■ EXERCISE INSTRUCTIONS
Extract, verbatim, all lines starting at the one containing "What data populates" and ending with the final line of the listing, and no others.

■ SOURCE RECORDS
>>

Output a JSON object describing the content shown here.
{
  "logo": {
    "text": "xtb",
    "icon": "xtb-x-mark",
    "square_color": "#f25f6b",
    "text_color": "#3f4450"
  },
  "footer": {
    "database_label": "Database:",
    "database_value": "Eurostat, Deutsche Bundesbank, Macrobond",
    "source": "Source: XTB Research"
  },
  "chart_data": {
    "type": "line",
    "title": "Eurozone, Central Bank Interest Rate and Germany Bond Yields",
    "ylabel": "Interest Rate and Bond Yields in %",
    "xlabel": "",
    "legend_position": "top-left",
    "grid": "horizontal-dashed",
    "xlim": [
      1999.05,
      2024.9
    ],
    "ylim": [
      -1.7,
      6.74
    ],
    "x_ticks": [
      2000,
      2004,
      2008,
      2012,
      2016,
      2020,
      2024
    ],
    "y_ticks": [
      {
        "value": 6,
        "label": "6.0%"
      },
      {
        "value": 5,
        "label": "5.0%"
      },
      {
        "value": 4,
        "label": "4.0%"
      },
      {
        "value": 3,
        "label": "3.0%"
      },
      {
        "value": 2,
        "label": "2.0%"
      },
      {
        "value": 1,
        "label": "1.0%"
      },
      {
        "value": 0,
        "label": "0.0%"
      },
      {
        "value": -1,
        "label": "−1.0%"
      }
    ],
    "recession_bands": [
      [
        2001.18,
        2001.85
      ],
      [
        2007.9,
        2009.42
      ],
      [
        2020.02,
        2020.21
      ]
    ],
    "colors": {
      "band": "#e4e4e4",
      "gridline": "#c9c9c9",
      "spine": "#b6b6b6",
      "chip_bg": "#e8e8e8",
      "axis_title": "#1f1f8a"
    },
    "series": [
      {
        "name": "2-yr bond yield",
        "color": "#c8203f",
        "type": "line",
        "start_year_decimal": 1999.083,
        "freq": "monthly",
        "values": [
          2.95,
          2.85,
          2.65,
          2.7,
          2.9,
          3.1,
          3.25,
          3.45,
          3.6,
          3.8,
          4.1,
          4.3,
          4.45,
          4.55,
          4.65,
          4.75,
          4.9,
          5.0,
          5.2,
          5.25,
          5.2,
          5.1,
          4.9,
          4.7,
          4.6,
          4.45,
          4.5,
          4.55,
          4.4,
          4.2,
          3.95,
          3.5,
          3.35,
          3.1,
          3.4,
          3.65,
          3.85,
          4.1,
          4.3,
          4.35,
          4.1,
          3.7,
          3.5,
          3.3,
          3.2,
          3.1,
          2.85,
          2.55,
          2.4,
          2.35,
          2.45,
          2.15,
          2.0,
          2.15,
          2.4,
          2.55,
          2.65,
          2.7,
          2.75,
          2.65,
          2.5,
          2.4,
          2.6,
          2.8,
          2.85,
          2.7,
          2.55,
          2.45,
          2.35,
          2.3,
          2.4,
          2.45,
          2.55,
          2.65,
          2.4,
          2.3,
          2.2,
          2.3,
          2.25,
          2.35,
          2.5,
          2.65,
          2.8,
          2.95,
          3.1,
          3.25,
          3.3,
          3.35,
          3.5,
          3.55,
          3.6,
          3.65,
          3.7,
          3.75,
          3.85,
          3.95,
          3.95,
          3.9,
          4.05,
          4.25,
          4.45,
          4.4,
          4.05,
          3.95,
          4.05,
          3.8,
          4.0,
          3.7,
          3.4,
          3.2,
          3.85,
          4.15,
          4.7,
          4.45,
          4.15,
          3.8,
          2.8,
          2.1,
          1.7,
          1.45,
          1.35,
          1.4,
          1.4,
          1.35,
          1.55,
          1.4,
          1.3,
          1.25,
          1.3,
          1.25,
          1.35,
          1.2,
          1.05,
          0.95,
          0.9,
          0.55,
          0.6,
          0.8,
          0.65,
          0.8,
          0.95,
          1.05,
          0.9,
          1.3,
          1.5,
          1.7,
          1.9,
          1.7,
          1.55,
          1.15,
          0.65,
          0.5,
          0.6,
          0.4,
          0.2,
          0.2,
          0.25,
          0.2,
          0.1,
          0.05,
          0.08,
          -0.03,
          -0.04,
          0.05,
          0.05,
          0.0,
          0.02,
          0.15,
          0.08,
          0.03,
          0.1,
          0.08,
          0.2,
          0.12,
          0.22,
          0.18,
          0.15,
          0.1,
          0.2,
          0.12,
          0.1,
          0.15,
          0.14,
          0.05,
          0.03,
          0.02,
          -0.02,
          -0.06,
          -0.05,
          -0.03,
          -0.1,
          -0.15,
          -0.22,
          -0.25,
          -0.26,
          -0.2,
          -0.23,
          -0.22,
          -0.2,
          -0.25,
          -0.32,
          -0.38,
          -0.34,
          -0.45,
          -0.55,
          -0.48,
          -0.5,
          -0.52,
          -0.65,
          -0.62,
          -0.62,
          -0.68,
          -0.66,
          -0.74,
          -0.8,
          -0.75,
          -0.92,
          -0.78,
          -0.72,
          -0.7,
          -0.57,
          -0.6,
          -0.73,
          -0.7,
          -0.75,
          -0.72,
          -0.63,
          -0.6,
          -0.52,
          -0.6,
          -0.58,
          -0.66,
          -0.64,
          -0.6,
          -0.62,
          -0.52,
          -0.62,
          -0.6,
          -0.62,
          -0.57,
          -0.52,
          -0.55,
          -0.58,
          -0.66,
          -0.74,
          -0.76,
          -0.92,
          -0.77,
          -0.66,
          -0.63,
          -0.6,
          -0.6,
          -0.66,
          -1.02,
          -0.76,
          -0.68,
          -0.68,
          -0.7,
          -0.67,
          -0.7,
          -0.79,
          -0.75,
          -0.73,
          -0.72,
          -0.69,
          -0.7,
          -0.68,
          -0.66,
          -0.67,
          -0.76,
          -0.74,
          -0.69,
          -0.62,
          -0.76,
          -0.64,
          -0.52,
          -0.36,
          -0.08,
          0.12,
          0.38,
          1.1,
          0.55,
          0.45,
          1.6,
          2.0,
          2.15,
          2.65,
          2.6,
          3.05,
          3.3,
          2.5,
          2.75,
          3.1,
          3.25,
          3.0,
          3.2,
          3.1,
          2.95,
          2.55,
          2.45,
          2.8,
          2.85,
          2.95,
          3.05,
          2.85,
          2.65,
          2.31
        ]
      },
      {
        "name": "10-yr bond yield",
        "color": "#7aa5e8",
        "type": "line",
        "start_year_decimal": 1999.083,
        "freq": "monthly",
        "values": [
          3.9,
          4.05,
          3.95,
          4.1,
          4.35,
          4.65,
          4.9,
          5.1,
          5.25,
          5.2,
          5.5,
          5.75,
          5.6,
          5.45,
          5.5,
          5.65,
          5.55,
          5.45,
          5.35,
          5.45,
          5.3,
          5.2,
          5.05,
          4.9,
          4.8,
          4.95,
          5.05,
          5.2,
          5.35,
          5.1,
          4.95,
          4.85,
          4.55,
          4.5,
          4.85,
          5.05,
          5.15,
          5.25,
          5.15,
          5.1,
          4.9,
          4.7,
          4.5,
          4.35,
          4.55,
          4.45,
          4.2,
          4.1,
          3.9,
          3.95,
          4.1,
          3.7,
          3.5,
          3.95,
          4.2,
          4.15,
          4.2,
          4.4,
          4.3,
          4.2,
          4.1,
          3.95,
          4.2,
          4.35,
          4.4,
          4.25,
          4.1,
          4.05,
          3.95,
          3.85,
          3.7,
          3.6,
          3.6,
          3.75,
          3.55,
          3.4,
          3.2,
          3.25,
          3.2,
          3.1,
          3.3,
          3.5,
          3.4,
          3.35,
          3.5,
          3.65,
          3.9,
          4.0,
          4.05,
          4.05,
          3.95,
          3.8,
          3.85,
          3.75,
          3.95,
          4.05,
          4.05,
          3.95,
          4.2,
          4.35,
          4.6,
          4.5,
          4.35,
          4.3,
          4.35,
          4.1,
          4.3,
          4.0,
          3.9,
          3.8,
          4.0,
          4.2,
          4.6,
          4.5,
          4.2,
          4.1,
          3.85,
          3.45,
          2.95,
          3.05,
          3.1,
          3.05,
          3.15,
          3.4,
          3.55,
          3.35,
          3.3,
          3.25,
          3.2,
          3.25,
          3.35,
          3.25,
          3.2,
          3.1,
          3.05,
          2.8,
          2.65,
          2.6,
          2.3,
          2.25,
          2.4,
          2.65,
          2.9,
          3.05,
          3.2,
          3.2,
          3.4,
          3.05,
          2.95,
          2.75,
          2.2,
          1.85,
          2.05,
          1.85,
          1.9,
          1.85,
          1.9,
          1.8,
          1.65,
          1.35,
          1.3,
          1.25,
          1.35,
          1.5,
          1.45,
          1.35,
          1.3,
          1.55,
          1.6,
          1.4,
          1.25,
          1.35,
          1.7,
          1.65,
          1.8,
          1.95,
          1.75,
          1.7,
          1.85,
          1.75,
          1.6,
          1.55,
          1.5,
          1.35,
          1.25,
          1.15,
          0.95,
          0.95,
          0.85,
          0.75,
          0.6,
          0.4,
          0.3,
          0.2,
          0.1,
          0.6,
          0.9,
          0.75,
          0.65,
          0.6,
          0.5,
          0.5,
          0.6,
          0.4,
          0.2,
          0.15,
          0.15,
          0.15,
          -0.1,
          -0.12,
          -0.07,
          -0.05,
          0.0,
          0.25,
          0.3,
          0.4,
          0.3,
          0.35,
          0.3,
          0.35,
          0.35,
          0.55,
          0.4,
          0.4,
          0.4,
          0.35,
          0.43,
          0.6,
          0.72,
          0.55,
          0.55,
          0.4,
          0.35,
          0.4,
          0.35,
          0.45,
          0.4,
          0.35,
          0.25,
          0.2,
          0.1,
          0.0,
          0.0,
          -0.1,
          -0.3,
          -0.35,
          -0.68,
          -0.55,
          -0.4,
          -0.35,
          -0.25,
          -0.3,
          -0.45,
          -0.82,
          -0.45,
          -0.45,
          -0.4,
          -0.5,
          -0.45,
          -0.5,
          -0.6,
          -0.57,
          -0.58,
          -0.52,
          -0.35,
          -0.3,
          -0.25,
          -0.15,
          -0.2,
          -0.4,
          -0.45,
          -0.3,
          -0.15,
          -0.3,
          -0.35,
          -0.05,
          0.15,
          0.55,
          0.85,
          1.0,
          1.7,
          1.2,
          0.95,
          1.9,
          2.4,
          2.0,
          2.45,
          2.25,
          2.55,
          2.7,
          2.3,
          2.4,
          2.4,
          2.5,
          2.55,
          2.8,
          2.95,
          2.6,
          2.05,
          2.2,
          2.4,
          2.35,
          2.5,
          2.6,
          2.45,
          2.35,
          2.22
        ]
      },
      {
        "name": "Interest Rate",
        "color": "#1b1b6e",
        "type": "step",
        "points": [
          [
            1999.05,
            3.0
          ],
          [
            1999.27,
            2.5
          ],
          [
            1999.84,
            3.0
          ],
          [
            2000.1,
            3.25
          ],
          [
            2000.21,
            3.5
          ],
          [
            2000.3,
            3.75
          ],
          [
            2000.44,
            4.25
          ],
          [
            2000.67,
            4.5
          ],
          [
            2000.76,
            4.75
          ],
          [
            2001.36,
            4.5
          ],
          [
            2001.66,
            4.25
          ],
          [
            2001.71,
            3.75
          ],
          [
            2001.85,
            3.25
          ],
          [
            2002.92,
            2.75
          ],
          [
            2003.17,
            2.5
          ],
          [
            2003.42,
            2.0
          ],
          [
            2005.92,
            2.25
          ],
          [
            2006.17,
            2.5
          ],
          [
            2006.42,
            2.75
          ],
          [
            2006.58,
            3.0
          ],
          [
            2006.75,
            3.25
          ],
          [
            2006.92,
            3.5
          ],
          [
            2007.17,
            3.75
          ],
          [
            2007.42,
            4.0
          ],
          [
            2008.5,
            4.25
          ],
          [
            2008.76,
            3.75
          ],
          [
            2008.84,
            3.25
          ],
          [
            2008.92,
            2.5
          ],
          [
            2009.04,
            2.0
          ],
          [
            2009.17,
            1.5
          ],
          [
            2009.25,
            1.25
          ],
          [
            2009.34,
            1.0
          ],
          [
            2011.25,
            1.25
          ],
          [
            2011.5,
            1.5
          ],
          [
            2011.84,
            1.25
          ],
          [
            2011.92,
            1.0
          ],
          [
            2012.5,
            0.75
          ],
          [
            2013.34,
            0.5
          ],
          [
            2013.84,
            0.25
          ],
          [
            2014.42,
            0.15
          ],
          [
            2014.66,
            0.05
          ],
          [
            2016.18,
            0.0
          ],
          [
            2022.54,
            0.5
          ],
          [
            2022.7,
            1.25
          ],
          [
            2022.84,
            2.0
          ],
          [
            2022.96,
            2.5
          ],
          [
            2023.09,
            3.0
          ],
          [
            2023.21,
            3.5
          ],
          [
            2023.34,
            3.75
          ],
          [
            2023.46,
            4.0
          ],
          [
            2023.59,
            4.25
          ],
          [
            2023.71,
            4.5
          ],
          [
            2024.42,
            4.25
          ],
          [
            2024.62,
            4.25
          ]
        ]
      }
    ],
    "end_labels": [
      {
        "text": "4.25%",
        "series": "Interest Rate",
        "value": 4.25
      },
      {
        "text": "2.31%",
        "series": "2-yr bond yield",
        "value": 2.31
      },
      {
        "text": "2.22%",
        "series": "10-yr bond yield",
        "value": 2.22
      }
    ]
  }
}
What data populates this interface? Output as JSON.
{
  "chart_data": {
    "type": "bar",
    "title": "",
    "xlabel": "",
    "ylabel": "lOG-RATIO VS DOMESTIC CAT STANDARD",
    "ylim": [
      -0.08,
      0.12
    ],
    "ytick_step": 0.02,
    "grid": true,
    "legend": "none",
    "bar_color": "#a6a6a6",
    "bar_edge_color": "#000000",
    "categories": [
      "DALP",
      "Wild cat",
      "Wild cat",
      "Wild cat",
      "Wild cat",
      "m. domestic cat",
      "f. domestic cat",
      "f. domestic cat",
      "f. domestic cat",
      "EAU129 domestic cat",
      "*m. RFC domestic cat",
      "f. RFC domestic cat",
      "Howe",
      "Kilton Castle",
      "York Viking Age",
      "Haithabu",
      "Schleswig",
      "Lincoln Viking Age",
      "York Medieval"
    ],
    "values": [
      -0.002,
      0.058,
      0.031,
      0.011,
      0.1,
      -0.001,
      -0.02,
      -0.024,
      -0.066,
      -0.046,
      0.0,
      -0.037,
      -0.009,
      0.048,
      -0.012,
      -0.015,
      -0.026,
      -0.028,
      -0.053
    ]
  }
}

<<

■ EXERCISE OUTPUT
What data populates this interface? Output as JSON.
{
  "chart_data": {
    "type": "bar",
    "title": "",
    "xlabel": "",
    "ylabel": "lOG-RATIO VS DOMESTIC CAT STANDARD",
    "ylim": [
      -0.08,
      0.12
    ],
    "ytick_step": 0.02,
    "grid": true,
    "legend": "none",
    "bar_color": "#a6a6a6",
    "bar_edge_color": "#000000",
    "categories": [
      "DALP",
      "Wild cat",
      "Wild cat",
      "Wild cat",
      "Wild cat",
      "m. domestic cat",
      "f. domestic cat",
      "f. domestic cat",
      "f. domestic cat",
      "EAU129 domestic cat",
      "*m. RFC domestic cat",
      "f. RFC domestic cat",
      "Howe",
      "Kilton Castle",
      "York Viking Age",
      "Haithabu",
      "Schleswig",
      "Lincoln Viking Age",
      "York Medieval"
    ],
    "values": [
      -0.002,
      0.058,
      0.031,
      0.011,
      0.1,
      -0.001,
      -0.02,
      -0.024,
      -0.066,
      -0.046,
      0.0,
      -0.037,
      -0.009,
      0.048,
      -0.012,
      -0.015,
      -0.026,
      -0.028,
      -0.053
    ]
  }
}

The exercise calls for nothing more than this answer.